_Written problem_
Look through the listing for the word "hard". Copy each line that has it.

[Dataset records]

— BEGIN —

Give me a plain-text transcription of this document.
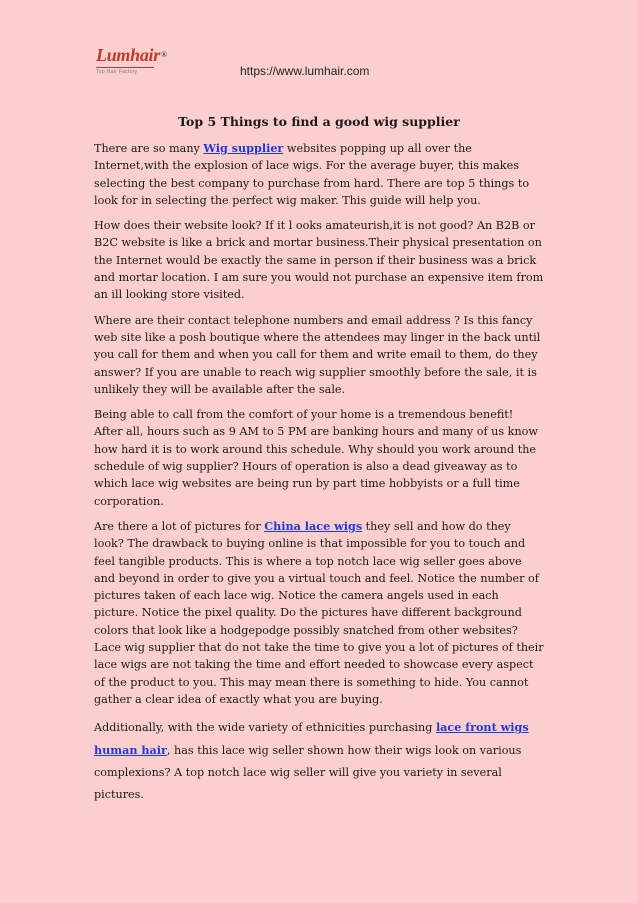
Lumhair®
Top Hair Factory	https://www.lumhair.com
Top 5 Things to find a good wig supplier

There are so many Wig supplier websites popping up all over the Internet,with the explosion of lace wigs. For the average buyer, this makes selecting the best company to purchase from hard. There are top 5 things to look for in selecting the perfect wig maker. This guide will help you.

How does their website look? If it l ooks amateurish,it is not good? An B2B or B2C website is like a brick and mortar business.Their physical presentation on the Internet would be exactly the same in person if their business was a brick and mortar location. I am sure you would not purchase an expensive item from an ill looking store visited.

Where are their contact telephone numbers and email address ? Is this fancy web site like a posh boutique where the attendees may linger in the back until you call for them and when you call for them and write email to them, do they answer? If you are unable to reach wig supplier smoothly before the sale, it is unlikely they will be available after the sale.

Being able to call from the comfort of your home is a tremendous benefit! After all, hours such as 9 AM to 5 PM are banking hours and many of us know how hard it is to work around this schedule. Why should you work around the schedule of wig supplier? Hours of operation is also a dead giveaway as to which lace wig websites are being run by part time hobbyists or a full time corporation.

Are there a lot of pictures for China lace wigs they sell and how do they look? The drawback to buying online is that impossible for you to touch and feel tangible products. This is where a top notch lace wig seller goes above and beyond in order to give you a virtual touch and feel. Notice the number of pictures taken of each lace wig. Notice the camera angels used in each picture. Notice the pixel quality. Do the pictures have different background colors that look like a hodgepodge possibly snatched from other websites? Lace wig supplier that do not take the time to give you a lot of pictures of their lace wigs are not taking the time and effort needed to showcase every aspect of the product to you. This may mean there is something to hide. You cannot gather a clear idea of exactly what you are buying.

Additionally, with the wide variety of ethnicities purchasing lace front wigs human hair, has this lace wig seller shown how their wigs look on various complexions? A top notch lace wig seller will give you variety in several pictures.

— END —

_Completed exercise_
There are so many Wig supplier websites popping up all over the Internet,with the explosion of lace wigs. For the average buyer, this makes selecting the best company to purchase from hard. There are top 5 things to look for in selecting the perfect wig maker. This guide will help you.
Being able to call from the comfort of your home is a tremendous benefit! After all, hours such as 9 AM to 5 PM are banking hours and many of us know how hard it is to work around this schedule. Why should you work around the schedule of wig supplier? Hours of operation is also a dead giveaway as to which lace wig websites are being run by part time hobbyists or a full time corporation.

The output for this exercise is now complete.